+++ Provided passage +++

Federal Student Aid - IFAP
   
STATUTORY CHANGE

Section 313 of the Bankruptcy Reform Act of 1994 (Pub. L. 103-
394) added the following paragraph (c) to 11 U.S.C. 525:

(c)(1) A governmental unit that operates a student
grant or loan program and a person engaged in a
business that includes the making of loans guaranteed or
insured under a student loan program may not deny a
grant, loan, loan guarantee, or loan insurance to a person
that is or has been a debtor under this title or a bankrupt
or debtor under the Bankruptcy Act, or another person
with whom the debtor or bankrupt has been associated,
because the debtor or bankrupt is or has been a debtor
under this title or a bankrupt or debtor under the
Bankruptcy Act, has been insolvent before the
commencement of a case under this title or during the
pendency of the case but before the debtor is granted or
denied a discharge, or has not paid a debt that is
dischargeable in the case under this title or that was
discharged under the Bankruptcy Act.

+++ Information shown +++

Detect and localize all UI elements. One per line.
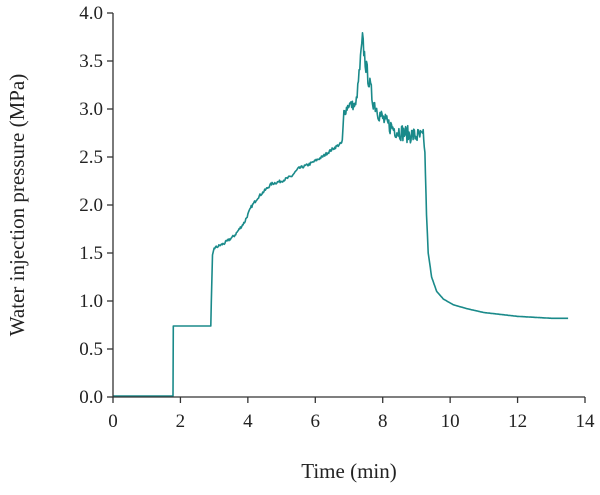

+++

### Task instructions
(A) Name every form of student assistance that, according to the statutory change text, may not be denied to a debtor.
(B) In the statutory change text, which section of the Bankruptcy Reform Act of 1994 added paragraph (c)?
(C) Does each statement agree with the statutory change text? (i) The new paragraph was added to 11 U.S.C. 525. (ii) The restriction binds only governmental units. (iii) The protection also covers a person associated with the debtor.
Answer from the statutory change text alone.

### Set of answers
(A) Grant, loan, loan guarantee, loan insurance

(B) Section 313

(C)
(i) Yes: "added the following paragraph (c) to 11 U.S.C. 525"
(ii) No: "and a person engaged in a business that includes the making of loans guaranteed or insured under a student loan program"
(iii) Yes: "or another person with whom the debtor or bankrupt has been associated"